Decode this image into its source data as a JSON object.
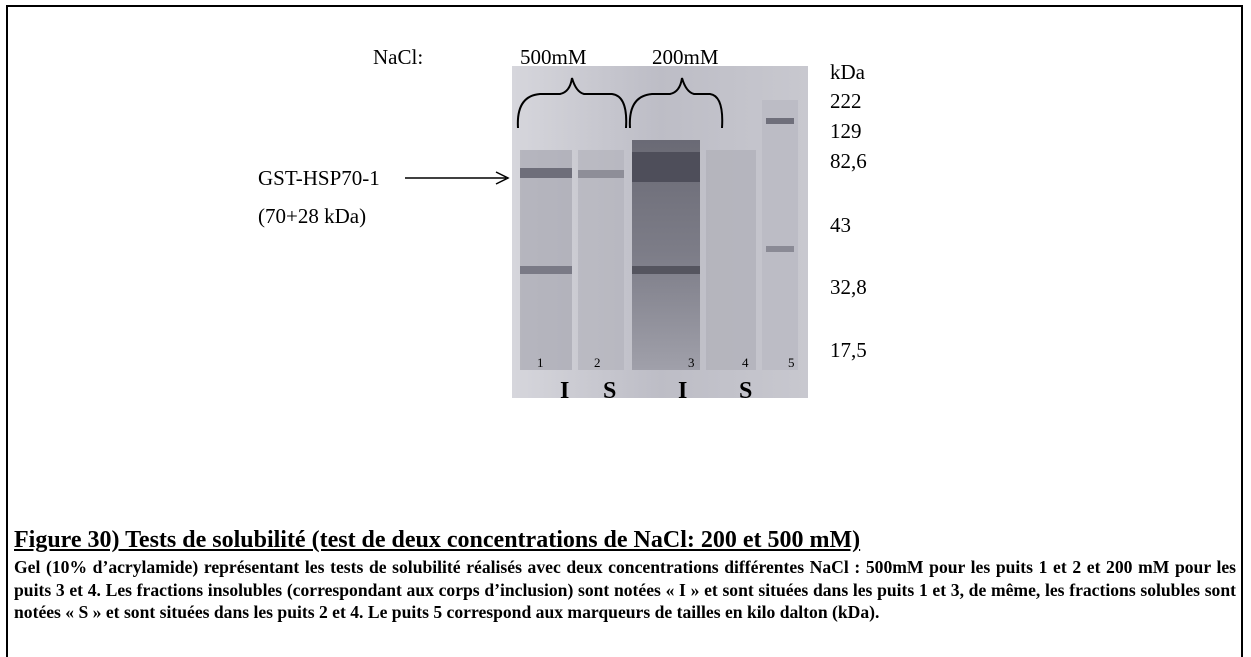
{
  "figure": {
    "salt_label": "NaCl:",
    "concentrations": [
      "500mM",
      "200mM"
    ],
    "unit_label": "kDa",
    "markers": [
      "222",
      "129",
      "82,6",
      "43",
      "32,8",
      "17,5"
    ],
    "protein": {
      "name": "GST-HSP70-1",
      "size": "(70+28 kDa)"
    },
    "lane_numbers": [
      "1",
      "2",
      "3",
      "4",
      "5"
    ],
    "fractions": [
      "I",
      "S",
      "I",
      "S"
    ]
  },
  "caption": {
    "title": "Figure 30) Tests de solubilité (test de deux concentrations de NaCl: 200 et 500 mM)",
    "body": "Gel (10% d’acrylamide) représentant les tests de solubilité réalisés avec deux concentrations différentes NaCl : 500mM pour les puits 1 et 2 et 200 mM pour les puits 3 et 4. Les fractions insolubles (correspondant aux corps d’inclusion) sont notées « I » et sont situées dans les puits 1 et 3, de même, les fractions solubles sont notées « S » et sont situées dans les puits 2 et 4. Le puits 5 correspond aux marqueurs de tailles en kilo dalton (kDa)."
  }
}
--
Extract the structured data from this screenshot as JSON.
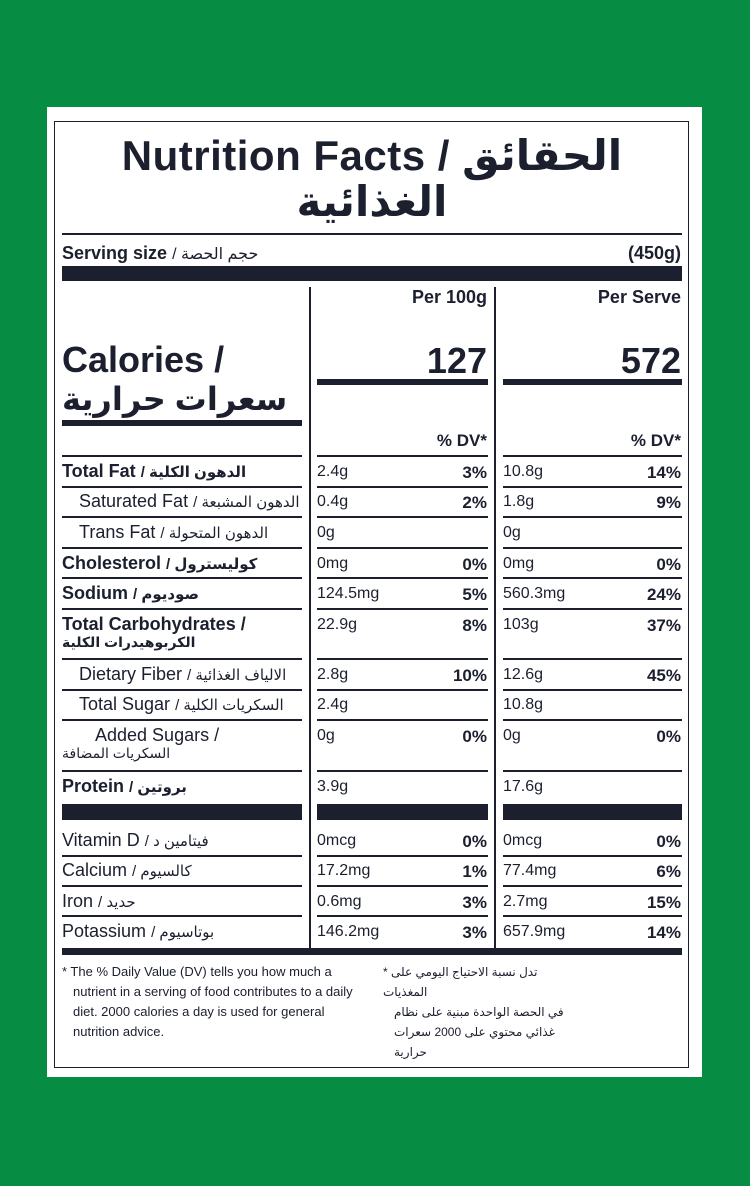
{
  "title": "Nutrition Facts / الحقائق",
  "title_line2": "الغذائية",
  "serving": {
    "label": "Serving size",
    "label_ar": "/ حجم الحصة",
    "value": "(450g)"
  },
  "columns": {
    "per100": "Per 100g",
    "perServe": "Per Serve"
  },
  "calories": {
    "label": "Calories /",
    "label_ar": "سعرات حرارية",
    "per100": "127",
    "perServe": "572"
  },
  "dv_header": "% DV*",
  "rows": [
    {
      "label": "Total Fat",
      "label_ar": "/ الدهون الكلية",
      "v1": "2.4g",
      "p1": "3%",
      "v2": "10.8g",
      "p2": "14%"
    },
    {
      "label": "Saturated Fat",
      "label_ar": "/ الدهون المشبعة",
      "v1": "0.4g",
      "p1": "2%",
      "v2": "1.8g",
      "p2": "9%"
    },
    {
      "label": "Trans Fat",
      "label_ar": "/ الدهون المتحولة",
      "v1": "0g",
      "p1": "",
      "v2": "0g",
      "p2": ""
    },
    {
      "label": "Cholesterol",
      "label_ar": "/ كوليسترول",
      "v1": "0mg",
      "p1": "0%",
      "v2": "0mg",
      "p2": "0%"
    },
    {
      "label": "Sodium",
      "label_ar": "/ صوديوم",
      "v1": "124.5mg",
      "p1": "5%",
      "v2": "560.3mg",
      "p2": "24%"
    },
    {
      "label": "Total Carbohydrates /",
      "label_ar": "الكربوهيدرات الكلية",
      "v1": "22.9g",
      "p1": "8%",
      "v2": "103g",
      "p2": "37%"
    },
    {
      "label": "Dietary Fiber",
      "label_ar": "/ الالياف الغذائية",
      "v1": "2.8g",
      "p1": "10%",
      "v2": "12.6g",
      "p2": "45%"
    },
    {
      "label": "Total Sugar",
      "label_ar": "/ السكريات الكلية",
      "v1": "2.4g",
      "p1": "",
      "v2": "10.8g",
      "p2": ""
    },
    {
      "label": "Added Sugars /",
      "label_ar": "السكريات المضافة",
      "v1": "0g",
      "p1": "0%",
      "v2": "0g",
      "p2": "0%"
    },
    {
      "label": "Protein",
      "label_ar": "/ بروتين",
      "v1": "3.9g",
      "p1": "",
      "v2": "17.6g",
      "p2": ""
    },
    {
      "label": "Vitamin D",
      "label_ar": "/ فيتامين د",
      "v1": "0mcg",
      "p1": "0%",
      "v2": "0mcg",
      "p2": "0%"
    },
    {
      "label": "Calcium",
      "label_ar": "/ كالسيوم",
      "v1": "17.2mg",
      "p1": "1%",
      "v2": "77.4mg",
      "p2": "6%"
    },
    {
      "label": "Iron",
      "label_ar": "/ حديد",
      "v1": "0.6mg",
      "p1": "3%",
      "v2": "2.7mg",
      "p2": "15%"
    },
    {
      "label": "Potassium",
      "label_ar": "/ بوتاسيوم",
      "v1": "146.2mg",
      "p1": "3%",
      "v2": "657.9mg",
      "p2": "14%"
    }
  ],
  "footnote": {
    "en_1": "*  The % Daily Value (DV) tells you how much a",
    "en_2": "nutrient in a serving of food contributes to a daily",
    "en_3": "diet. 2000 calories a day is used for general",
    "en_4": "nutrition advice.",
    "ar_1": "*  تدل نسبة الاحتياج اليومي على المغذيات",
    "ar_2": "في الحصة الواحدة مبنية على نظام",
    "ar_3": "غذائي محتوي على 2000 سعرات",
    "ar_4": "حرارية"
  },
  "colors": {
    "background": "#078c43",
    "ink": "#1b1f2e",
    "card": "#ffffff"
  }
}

- **PROBLEM DESCRIPTION**: Scan the entries for lines with the word "this". The number of such lines is the whole answer.

- **REPLY**: 2